Tasks to complete
A – Decide whether each statement below agrees with the Transitional Rehab Care page, answering yes or no and quoting the words from the page that settle it: (i) A patient must have spent three days in an acute care setting within the past 30 days to be eligible. (ii) Every patient in the program automatically receives 100 days of stay. (iii) The program accepts patients only from Hamilton Memorial Hospital.
B – Resume the Transitional Rehab Care page after its final sentence, carrying on in the same style.

### Passage for review ###

Transitional Rehab Care

Jackie McKenzie

Hamilton Memorial Hospital Rehabilitation staff with graduated Extended Care Swing Bed patient (l-r)Glenna, PTA; Katie, Physical Therapist; Katie, Occupational Therapist; Jackie, patient; Lisa, PTA; Lyndsi COTA; Cande, COTA

 

Department information

For more information regarding the Hamilton Memorial Hospital Transitional Rehab Care, call Director of Social Services at 618.643.2361 ext.2145.

What is a “Transitional Rehab” Care?

Hamilton Memorial Hospital’s Transitional Rehab Care program is especially designed for Medicare, Commercial insurance, and even Medicare Advantage  patients to stay in the hospital under skilled care while receiving intensive physical, occupational, and/or speech therapy. The term “swing bed” is also used to describe this transitionary period that the patient stays in the hospital, but receives intensive therapy to ready them for a return home. 

Who qualifies for Transitional Rehab Care?

Patients must meet certain criteria to be eligible for this program. 

The patient must have been hospitalized in an acute care setting for three days within the past 30 days of seeking admission to the program.  The patient must also need continuing treatment including physical therapy, IV medications, respiratory therapy, speech therapy, occupational therapy, or extensive nursing care. 

What type of patients are accepted?

People who might benefit from this program are those that have variety of diagnosis’ including hip fractures, stroke, joint replacement, prolonged recovery from surgery, severe wounds that require skilled treatments and nursing care, or need short-term antibiotic therapy. They also must have been hospitalized for at least 3 days in the last 30 days.

How is a patient admitted?

Patients are accepted for this program from other acute care hospitals as well as Hamilton Memorial Hospital. 

For example, if a patient received a hip or knee replacement at another hospital, a case manager from that facility could contact Hamilton Memorial Hospital. At that point, the Transitional Rehab Care team consisting of nursing, an advance practice provider, physical therapy, and case management staff would determine the patient’s eligibility for admission. 

Do I have a choice? 

As the patient, you always have the right to choose where you will go for skilled care. 

How long can a patient stay in the Transitional Rehab Care program?

This program is designed to be relatively short term. Although a patient has a total of 100 Medicare covered days, no patient automatically received 100 days for a stay. The length of stay depends on the patient’s progress in meeting treatment goals. When the patient has reached a point where treatment goals are met or where there has not been any more significant progress, the patient is ready for discharge from the program.

### Exercise data ###

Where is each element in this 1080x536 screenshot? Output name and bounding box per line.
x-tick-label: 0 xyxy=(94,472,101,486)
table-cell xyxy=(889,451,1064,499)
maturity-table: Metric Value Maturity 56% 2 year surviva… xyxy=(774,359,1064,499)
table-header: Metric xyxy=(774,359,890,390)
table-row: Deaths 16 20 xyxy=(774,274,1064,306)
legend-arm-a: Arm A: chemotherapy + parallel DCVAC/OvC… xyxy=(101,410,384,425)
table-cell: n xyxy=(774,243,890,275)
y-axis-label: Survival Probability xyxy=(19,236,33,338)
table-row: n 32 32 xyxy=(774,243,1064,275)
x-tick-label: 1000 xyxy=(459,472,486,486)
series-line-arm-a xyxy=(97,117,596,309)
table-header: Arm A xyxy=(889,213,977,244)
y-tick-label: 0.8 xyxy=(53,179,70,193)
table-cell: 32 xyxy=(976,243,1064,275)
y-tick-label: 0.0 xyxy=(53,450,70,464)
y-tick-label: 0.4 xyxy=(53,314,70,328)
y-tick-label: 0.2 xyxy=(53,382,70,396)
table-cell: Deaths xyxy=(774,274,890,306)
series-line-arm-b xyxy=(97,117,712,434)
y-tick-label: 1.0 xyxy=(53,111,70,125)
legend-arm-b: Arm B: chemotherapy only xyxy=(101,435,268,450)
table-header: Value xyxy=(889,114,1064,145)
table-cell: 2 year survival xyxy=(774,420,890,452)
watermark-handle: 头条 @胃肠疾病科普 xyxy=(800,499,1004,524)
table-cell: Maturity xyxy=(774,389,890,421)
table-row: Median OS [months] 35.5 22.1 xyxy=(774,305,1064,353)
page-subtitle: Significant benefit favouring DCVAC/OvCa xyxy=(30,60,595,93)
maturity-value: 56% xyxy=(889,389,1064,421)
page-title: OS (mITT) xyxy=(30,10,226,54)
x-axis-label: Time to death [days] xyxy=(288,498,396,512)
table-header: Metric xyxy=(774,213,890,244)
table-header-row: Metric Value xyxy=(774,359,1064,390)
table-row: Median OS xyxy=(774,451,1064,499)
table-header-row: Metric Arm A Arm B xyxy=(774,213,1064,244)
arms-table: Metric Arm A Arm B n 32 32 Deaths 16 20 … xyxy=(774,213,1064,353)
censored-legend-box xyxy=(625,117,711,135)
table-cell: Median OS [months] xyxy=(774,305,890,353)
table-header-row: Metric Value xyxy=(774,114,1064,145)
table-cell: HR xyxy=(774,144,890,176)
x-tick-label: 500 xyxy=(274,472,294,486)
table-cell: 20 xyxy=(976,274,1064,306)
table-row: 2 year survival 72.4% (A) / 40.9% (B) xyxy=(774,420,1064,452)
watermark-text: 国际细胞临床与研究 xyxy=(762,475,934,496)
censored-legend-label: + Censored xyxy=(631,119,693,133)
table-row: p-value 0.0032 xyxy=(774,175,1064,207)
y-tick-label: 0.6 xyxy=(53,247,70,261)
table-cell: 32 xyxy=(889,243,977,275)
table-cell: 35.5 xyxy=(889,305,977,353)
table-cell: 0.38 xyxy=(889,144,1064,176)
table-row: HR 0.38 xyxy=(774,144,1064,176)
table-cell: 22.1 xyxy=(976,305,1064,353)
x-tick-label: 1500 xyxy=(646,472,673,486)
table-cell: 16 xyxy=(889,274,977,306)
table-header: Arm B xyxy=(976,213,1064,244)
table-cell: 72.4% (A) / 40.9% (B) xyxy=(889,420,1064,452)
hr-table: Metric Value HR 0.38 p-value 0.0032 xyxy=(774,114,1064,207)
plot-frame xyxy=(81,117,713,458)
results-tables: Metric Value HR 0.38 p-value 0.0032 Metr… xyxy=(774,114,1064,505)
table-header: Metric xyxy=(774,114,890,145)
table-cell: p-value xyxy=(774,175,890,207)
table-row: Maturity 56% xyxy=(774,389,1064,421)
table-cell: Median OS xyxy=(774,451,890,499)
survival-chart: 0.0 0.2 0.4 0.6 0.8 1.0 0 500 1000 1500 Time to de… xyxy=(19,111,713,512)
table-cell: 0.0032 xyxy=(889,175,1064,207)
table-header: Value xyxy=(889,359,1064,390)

###

Responses per task
A –
(i) Yes: "The patient must have been hospitalized in an acute care setting for three days within the past 30 days of seeking admission to the program."
(ii) No: "no patient automatically received 100 days for a stay."
(iii) No: "Patients are accepted for this program from other acute care hospitals as well as Hamilton Memorial Hospital."

B –
What happens when the patient is ready to go home?

The Transitional Rehab Care team at Hamilton Memorial Hospital meets regularly to check on the patient’s progress and encourage the patient and family to meet and participate in the planning. When the teams feels the patient is ready to go home, they will contact the physician or advance practice provider for their input and approval. 

The patient and their family will be notified of the planned discharge date. Home health services may be ordered by the provider to continue the patient’s treatment or therapy, if needed. 

Why choose the Hamilton Memorial Hospital Transitional Care Rehab program?

There are a number of reasons to choose the program at Hamilton Memorial Hospital:

  • Close to home – making it more convenient for family and friends to visit
  • Access to Hospitalist medical provider 7 days a week
  • Staff is local and dedicated to treating patients like family
  • Modern facilities – ensuring patients get the care they need
  • Private room and bathroom
  • Activities programs that are geared to patients interests
  • Skilled nursing care in the hospital setting, not a nursing home

What is the physician and/or advance practice provider role in the program?

The physician and/or advance practice provider will do an initial visit to evaluate your condition and initiate a plan of care. The provider will set their own schedule of visiting the patient; it may not be everyday. However, any time the nursing staff feel that patient needs to be seen they will contact the provider and ask them to do so.